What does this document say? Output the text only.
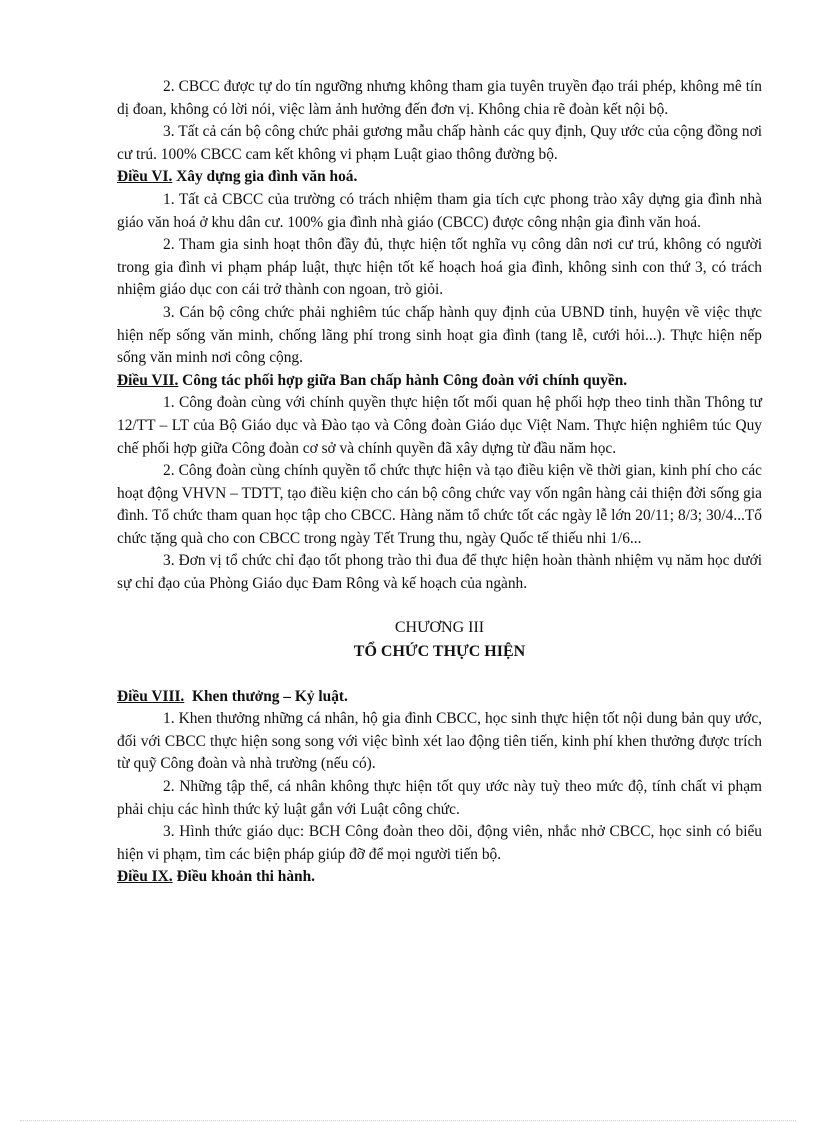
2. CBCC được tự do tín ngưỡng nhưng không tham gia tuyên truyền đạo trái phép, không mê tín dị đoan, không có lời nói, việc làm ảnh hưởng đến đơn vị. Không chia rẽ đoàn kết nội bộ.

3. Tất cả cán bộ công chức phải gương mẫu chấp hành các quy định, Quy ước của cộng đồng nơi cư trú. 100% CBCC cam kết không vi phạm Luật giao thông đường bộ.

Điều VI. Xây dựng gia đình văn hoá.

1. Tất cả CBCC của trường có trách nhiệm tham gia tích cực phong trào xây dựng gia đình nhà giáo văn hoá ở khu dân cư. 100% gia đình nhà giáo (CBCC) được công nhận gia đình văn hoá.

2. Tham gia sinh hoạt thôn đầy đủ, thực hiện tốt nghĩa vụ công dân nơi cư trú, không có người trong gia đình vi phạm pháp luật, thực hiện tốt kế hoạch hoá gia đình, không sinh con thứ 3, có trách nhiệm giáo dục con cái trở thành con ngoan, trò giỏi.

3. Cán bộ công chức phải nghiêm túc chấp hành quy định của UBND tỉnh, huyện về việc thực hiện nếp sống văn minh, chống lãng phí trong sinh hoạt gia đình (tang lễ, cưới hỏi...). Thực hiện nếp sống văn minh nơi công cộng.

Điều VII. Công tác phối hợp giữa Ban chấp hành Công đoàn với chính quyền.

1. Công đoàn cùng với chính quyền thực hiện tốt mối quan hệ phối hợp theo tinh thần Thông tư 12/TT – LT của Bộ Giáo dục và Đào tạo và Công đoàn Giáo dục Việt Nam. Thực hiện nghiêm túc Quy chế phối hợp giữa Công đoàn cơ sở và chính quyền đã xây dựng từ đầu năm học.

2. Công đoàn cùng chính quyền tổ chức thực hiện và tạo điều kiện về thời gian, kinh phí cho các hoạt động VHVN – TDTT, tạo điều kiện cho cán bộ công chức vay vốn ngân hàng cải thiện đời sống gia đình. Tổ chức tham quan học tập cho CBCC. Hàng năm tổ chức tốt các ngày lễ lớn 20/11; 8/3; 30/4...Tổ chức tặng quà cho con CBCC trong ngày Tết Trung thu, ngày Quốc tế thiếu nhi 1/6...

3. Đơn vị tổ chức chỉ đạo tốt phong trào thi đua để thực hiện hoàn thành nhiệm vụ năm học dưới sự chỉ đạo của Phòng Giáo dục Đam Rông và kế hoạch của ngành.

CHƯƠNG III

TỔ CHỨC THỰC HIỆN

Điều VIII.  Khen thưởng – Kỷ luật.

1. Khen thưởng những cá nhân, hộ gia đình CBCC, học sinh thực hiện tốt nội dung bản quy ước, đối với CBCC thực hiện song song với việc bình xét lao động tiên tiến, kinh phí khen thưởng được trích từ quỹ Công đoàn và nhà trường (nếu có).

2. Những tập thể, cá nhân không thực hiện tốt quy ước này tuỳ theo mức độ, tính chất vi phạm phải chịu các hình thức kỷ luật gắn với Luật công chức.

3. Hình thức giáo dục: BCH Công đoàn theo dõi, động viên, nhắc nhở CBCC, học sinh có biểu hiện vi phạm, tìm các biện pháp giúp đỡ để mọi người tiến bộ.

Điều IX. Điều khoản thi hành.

● ● ● ●

What the task asks
Which lines hold the word "hoạt"? Show each one.

Complete response
2. Tham gia sinh hoạt thôn đầy đủ, thực hiện tốt nghĩa vụ công dân nơi cư trú, không có người trong gia đình vi phạm pháp luật, thực hiện tốt kế hoạch hoá gia đình, không sinh con thứ 3, có trách nhiệm giáo dục con cái trở thành con ngoan, trò giỏi.
3. Cán bộ công chức phải nghiêm túc chấp hành quy định của UBND tỉnh, huyện về việc thực hiện nếp sống văn minh, chống lãng phí trong sinh hoạt gia đình (tang lễ, cưới hỏi...). Thực hiện nếp sống văn minh nơi công cộng.
2. Công đoàn cùng chính quyền tổ chức thực hiện và tạo điều kiện về thời gian, kinh phí cho các hoạt động VHVN – TDTT, tạo điều kiện cho cán bộ công chức vay vốn ngân hàng cải thiện đời sống gia đình. Tổ chức tham quan học tập cho CBCC. Hàng năm tổ chức tốt các ngày lễ lớn 20/11; 8/3; 30/4...Tổ chức tặng quà cho con CBCC trong ngày Tết Trung thu, ngày Quốc tế thiếu nhi 1/6...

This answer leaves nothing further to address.